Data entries
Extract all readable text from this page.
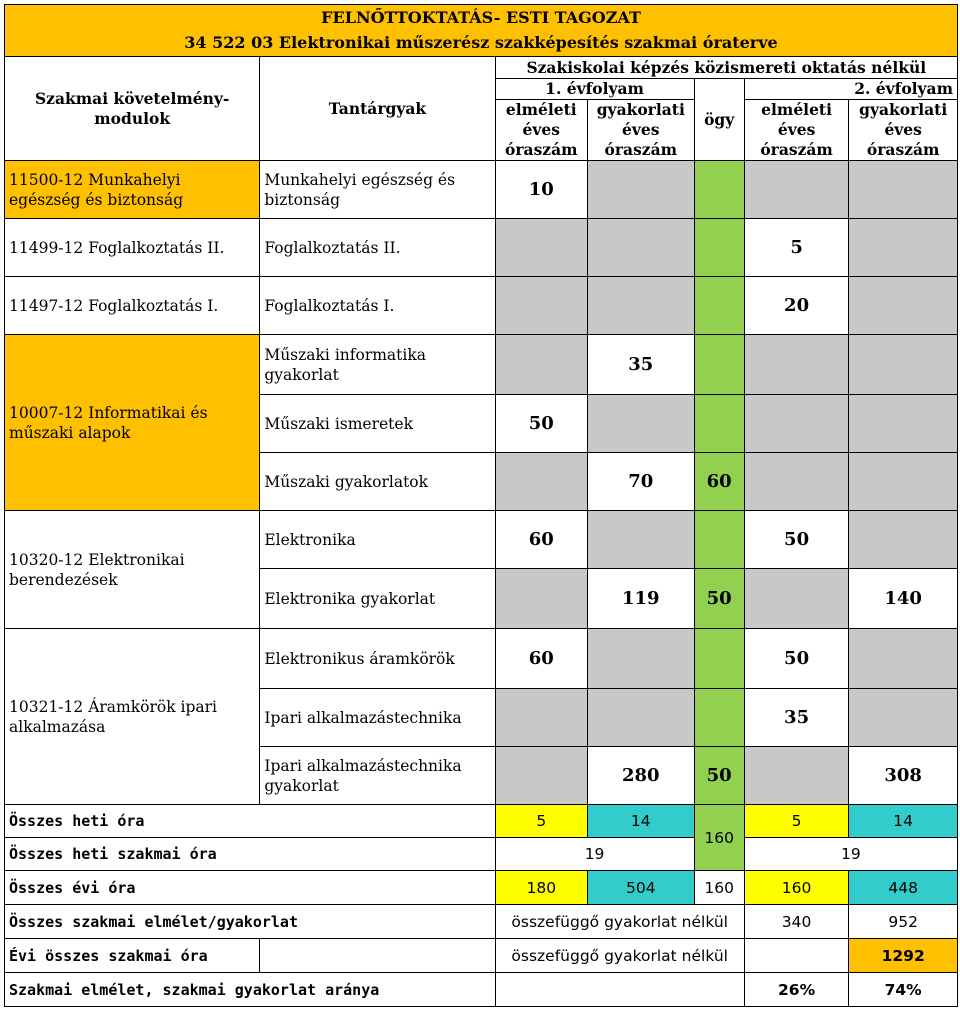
FELNŐTTOKTATÁS- ESTI TAGOZAT						
34 522 03 Elektronikai műszerész szakképesítés szakmai óraterve						
Szakmai követelmény-modulok	Tantárgyak	Szakiskolai képzés közismereti oktatás nélkül				
		1. évfolyam		ögy	2. évfolyam	
		elméleti éves óraszám	gyakorlati éves óraszám		elméleti éves óraszám	gyakorlati éves óraszám
11500-12 Munkahelyi egészség és biztonság	Munkahelyi egészség és biztonság	10				
11499-12 Foglalkoztatás II.	Foglalkoztatás II.				5	
11497-12 Foglalkoztatás I.	Foglalkoztatás I.				20	
10007-12 Informatikai és műszaki alapok	Műszaki informatika gyakorlat		35			
	Műszaki ismeretek	50				
	Műszaki gyakorlatok		70	60		
10320-12 Elektronikai berendezések	Elektronika	60			50	
	Elektronika gyakorlat		119	50		140
10321-12 Áramkörök ipari alkalmazása	Elektronikus áramkörök	60			50	
	Ipari alkalmazástechnika				35	
	Ipari alkalmazástechnika gyakorlat		280	50		308
Összes heti óra		5	14	160	5	14
Összes heti szakmai óra		19			19	
Összes évi óra		180	504	160	160	448
Összes szakmai elmélet/gyakorlat		összefüggő gyakorlat nélkül			340	952
Évi összes szakmai óra		összefüggő gyakorlat nélkül				1292
Szakmai elmélet, szakmai gyakorlat aránya					26%	74%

## Set task:
Repeat the listing in full and exactly. Leave any pictures out.

## Solution to the problem:
Extract all readable text from this page.
FELNŐTTOKTATÁS- ESTI TAGOZAT						
34 522 03 Elektronikai műszerész szakképesítés szakmai óraterve						
Szakmai követelmény-modulok	Tantárgyak	Szakiskolai képzés közismereti oktatás nélkül				
		1. évfolyam		ögy	2. évfolyam	
		elméleti éves óraszám	gyakorlati éves óraszám		elméleti éves óraszám	gyakorlati éves óraszám
11500-12 Munkahelyi egészség és biztonság	Munkahelyi egészség és biztonság	10				
11499-12 Foglalkoztatás II.	Foglalkoztatás II.				5	
11497-12 Foglalkoztatás I.	Foglalkoztatás I.				20	
10007-12 Informatikai és műszaki alapok	Műszaki informatika gyakorlat		35			
	Műszaki ismeretek	50				
	Műszaki gyakorlatok		70	60		
10320-12 Elektronikai berendezések	Elektronika	60			50	
	Elektronika gyakorlat		119	50		140
10321-12 Áramkörök ipari alkalmazása	Elektronikus áramkörök	60			50	
	Ipari alkalmazástechnika				35	
	Ipari alkalmazástechnika gyakorlat		280	50		308
Összes heti óra		5	14	160	5	14
Összes heti szakmai óra		19			19	
Összes évi óra		180	504	160	160	448
Összes szakmai elmélet/gyakorlat		összefüggő gyakorlat nélkül			340	952
Évi összes szakmai óra		összefüggő gyakorlat nélkül				1292
Szakmai elmélet, szakmai gyakorlat aránya					26%	74%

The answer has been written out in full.